*** Source text
So said Fariborz Maseeh ScD ’90 in 2011, recounting how those dreams were postponed. At last, when he decided to pursue a doctorate in civil engineering, “MIT was the only school I wanted to apply to.”

Maseeh was sharing this story at an event celebrating the dedication of Fariborz Maseeh Hall, thus named to honor his pivotal gift toward renovating the new undergraduate residence. That project, which allowed the Institute to increase undergrad enrollment, was achieved through the gifts of numerous donors—several of whom were, like Maseeh, once MIT students themselves.

Through the years, in ways both monumental and cumulative, MIT’s alumni community has united in generosity to enhance the lives of current students outside the classroom. Often, alumni giving reveals a direct connection to the elements that improved their own campus experience—setting a place for others at the table where they themselves were made welcome. In recent years, for example, donor Nancy Lukitsh ’78, who made lifelong friendships in the welcoming, all-female living community of McCormick Hall, created a fund to support special dorm activities. Lou Odette SM ’78, EE ’78, PhD ’81, for whom hockey was a fortification against the demands of academics, is spearheading an effort to ensure the sport’s permanence on campus. And John Helferich ’79, SM ’11, who embraced the Institute’s hands-on culture, is helping to put the tools of MIT’s growing network of makerspaces into the hands of the current generation of students.

A supportive community

The first student Nancy Lukitsh met upon arriving at her new home in McCormick Hall in 1974 remains one of her closest friends today—and that’s just one of several dorm mates still in her life. She remembers McCormick as a place of support and mutual respect. “Whether it was conscious or unconscious, I really liked being in a women’s dorm at an institution that at the time had fewer than 20% female undergraduates,” Lukitsh says.
******
*** Information supplied
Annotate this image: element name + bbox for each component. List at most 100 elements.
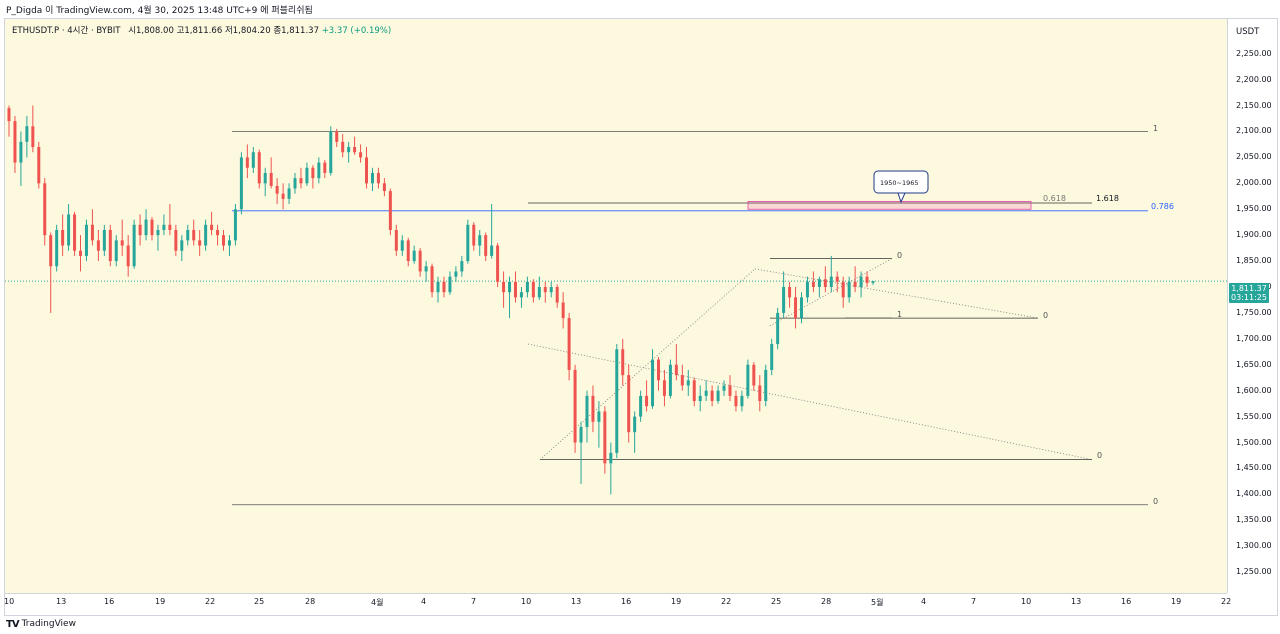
******
**Prompt 1**
Using the MIT alumni text, answer the following:
(a) What degree had Fariborz Maseeh decided to pursue when MIT was the only school he wanted to apply to?
(b) What did Nancy Lukitsh create a fund to support?
(c) In what year did Nancy Lukitsh arrive at McCormick Hall?
**Prompt 2**
Pick up the MIT alumni text after its final sentence and carry it forward.

**Task result 1**
(a) A doctorate in civil engineering.
(b) Special dorm activities.
(c) 1974.

**Task result 2**
When Lukitsh, a regular annual donor, thought about increasing her MIT giving, she realized that she wanted to bolster something that had been so integral to her own life there. She went back to McCormick to meet then heads of house Charles Stewart III and Kathryn Hess, and found it “a bit like stepping back in time,” she marvels. Lukitsh is a member of the Council for the Arts at MIT, and serves on the Visiting Committee for the Division of Student Life (one of 30-plus committees that advise the MIT Corporation and administration on Institute departments and programs). Observing the landscape for today’s students, she sees a continued need for support networks like the one she found at McCormick: “The academic pressures were intense then, and they’re intense now. A lot of the things that we discuss on the Visiting Committee have to do with building community.”

By endowing a discretionary fund for McCormick’s heads of house, Lukitsh says, she aimed to enrich life there in ways that would match student need at any point in time. Stewart, who is the Kenan Sahin Distinguished Professor of Political Science, used the fund to take the house government on retreats. It’s a tradition that McCormick’s current heads of house—Raul Radovitzky, a professor of aeronautics and astronautics, and Flavia Cardarelli, a staff member at the MIT Portugal Program—have continued each semester.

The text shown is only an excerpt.